What you should do
Say how many lines include "from", with no words around the number.
** BEGIN Provided data **
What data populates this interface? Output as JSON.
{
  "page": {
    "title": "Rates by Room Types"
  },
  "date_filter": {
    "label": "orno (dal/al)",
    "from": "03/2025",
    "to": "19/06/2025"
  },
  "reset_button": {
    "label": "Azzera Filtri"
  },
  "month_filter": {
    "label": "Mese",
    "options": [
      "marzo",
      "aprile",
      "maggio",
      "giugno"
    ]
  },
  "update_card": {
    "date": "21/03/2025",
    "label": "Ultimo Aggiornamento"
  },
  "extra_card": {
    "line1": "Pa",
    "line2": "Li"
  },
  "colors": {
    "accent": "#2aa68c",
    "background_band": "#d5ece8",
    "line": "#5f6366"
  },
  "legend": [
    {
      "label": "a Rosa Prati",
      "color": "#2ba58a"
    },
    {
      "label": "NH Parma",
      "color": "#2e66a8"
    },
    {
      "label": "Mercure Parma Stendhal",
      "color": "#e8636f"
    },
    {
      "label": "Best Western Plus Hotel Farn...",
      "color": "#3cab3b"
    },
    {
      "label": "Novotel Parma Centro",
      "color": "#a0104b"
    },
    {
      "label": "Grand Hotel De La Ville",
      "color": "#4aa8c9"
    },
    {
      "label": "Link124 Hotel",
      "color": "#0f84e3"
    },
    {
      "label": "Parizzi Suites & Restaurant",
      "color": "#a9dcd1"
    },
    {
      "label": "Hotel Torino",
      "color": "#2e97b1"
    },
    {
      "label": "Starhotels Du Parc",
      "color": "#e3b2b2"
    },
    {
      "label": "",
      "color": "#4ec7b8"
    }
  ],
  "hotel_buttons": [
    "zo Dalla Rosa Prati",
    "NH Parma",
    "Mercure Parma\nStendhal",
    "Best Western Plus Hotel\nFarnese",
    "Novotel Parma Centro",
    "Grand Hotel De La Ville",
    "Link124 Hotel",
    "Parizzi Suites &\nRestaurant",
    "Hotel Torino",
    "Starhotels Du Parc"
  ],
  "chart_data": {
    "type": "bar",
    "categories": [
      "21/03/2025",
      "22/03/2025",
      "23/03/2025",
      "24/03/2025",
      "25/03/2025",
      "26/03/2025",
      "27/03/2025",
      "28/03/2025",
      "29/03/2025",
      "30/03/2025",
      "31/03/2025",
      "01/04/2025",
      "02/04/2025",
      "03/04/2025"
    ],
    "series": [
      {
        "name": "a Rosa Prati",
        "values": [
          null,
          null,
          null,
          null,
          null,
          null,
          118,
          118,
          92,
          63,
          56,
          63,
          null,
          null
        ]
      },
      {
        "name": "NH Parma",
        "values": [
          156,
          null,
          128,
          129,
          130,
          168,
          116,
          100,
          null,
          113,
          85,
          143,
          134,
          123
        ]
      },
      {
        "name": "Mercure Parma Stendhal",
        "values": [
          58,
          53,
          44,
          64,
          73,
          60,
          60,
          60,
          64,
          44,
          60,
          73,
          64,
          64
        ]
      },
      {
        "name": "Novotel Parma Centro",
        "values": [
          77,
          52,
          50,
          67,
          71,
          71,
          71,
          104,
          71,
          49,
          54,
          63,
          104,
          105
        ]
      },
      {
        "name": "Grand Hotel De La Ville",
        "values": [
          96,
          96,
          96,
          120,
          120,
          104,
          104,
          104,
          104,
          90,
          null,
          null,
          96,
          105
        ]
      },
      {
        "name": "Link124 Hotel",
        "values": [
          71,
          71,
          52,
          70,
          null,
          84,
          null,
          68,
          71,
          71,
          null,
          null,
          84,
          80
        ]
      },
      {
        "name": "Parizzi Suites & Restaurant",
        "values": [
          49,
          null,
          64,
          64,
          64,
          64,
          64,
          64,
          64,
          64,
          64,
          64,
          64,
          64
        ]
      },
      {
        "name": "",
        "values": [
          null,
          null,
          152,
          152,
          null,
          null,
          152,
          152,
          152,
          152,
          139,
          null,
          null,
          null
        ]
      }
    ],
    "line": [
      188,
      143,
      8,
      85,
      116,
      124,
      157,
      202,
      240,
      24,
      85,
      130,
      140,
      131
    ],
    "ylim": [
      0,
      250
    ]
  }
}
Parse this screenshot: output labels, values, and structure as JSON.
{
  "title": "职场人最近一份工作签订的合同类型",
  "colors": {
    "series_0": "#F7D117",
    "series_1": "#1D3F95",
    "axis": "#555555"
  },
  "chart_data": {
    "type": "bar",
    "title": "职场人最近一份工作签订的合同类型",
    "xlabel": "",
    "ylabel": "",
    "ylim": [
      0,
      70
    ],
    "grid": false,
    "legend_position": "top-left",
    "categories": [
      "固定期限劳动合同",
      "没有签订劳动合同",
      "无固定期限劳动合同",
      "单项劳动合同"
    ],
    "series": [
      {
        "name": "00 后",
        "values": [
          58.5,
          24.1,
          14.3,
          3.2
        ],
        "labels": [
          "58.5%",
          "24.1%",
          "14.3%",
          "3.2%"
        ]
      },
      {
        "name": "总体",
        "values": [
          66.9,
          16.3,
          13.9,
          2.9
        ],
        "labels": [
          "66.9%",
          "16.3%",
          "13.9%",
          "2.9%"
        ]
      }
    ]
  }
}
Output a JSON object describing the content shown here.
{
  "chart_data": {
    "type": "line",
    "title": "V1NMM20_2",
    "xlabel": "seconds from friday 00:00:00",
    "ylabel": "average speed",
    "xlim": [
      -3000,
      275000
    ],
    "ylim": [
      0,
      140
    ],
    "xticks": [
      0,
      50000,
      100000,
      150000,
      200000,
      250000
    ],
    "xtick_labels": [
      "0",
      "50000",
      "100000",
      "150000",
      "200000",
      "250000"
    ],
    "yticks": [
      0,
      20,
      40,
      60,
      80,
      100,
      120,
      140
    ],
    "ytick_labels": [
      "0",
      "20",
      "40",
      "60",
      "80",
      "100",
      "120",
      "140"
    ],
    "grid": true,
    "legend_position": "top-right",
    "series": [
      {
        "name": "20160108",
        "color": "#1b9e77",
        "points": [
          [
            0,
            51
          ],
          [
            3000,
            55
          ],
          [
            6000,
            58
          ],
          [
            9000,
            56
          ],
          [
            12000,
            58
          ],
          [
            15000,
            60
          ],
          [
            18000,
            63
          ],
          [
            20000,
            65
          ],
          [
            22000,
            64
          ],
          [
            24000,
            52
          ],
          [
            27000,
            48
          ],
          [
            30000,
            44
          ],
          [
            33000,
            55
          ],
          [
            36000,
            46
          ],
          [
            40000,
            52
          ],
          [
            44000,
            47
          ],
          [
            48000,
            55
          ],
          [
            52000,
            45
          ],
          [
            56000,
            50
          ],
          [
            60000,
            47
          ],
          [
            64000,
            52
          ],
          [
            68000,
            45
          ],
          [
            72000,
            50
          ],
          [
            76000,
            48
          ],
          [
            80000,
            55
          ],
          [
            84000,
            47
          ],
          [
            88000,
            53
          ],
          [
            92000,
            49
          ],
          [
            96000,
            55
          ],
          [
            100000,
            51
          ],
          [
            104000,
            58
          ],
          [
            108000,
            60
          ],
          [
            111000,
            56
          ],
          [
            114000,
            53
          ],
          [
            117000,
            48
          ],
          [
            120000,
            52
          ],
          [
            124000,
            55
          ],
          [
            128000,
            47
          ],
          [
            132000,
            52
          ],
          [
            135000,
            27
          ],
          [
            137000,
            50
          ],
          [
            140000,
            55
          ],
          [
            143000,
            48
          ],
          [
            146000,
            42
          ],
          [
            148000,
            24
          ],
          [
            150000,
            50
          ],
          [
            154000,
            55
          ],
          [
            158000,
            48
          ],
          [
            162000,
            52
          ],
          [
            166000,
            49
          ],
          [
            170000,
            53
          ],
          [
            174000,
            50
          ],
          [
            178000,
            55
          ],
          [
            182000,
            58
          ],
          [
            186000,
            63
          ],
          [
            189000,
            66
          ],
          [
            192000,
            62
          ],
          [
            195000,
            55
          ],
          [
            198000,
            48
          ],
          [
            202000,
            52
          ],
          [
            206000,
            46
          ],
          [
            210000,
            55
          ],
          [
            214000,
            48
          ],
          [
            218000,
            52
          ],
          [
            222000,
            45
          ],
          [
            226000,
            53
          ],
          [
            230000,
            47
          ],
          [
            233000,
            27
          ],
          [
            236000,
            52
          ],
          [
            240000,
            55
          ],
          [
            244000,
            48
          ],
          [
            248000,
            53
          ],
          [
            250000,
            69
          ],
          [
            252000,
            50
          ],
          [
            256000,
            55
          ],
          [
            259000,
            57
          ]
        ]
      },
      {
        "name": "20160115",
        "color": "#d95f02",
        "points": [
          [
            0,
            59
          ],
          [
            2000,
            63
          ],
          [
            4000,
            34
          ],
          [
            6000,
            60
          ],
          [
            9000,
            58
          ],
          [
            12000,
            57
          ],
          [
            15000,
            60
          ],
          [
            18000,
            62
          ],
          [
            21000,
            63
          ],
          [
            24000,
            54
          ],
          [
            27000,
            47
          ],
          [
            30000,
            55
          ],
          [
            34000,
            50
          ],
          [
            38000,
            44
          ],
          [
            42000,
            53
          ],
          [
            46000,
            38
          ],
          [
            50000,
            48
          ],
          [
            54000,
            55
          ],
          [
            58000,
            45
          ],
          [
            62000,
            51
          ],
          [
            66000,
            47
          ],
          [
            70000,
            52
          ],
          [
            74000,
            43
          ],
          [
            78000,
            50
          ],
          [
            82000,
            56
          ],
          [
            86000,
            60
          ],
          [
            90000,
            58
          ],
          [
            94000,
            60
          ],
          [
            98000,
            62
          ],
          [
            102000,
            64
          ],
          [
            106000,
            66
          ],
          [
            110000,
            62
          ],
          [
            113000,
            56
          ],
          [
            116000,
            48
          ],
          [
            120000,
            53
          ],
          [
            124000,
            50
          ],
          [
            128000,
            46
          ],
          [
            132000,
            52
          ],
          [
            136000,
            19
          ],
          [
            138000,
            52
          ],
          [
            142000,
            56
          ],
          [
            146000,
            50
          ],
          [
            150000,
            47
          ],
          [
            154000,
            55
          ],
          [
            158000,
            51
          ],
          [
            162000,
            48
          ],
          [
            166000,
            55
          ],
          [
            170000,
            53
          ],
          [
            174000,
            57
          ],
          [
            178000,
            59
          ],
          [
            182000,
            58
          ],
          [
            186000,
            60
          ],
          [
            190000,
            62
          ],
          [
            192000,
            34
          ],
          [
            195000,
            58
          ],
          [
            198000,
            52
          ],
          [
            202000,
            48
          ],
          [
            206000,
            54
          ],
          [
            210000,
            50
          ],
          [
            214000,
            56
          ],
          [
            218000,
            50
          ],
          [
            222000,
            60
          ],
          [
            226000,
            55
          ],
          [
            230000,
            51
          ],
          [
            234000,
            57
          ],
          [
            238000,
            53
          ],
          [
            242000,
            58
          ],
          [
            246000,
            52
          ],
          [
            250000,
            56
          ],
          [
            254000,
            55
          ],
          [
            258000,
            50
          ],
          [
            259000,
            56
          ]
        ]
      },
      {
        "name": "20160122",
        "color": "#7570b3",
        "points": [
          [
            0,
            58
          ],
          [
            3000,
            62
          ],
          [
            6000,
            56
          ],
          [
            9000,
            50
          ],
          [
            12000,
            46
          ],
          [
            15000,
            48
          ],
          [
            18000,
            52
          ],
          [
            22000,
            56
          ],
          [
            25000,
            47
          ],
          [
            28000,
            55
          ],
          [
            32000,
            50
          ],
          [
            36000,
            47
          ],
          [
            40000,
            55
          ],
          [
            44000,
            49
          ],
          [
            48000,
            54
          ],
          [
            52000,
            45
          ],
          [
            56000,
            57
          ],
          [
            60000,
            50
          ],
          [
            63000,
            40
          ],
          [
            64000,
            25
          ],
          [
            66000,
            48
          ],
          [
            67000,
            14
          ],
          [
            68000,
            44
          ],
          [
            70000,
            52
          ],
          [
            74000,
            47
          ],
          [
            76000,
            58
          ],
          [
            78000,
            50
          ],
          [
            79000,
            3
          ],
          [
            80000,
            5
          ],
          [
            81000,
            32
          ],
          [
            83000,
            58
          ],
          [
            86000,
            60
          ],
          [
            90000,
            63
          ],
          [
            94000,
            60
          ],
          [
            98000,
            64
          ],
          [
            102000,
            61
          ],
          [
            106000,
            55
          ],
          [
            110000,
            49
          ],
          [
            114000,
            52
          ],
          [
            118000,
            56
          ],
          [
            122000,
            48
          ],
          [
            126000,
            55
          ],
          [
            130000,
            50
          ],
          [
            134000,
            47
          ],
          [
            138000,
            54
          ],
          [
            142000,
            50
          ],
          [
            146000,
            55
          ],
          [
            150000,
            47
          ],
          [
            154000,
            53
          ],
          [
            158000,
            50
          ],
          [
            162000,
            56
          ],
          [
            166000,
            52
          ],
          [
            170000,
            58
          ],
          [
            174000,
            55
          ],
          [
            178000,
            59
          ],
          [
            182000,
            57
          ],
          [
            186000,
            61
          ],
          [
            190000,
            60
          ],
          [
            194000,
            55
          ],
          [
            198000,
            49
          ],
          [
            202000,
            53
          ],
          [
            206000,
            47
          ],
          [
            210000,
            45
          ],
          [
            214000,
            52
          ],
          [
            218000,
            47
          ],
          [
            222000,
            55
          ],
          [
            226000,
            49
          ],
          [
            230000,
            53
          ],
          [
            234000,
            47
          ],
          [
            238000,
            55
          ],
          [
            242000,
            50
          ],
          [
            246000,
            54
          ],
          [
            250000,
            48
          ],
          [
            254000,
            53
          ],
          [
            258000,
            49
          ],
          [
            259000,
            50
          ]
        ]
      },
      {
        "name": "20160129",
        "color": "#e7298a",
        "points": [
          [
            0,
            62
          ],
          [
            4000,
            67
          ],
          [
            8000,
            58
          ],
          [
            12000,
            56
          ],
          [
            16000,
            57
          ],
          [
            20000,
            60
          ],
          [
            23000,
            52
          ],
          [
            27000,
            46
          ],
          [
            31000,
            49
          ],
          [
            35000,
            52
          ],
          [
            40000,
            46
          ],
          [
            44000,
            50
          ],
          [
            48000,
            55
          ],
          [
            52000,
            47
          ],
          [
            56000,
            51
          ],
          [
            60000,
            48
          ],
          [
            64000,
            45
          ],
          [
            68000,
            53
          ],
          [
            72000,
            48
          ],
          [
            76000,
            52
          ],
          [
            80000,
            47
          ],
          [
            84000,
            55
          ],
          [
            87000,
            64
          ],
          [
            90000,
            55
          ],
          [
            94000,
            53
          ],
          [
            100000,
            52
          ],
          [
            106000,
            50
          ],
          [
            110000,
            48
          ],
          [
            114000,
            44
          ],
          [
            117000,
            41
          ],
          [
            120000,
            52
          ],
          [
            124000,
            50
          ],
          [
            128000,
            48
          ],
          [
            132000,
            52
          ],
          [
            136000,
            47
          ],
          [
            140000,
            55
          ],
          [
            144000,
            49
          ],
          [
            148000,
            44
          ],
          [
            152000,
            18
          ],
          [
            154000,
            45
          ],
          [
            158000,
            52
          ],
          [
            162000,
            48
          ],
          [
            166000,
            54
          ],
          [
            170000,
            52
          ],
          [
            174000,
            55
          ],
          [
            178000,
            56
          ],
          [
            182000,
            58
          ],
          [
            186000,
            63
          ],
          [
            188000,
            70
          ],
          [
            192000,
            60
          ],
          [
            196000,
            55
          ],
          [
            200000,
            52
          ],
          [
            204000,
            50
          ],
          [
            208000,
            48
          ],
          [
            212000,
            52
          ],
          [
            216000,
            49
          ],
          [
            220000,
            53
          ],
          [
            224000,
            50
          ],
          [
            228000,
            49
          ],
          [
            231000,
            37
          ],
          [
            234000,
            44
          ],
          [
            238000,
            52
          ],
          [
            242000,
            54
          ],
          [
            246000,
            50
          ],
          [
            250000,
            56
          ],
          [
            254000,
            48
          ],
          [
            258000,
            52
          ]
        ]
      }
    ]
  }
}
** END Provided data **
Correct result
2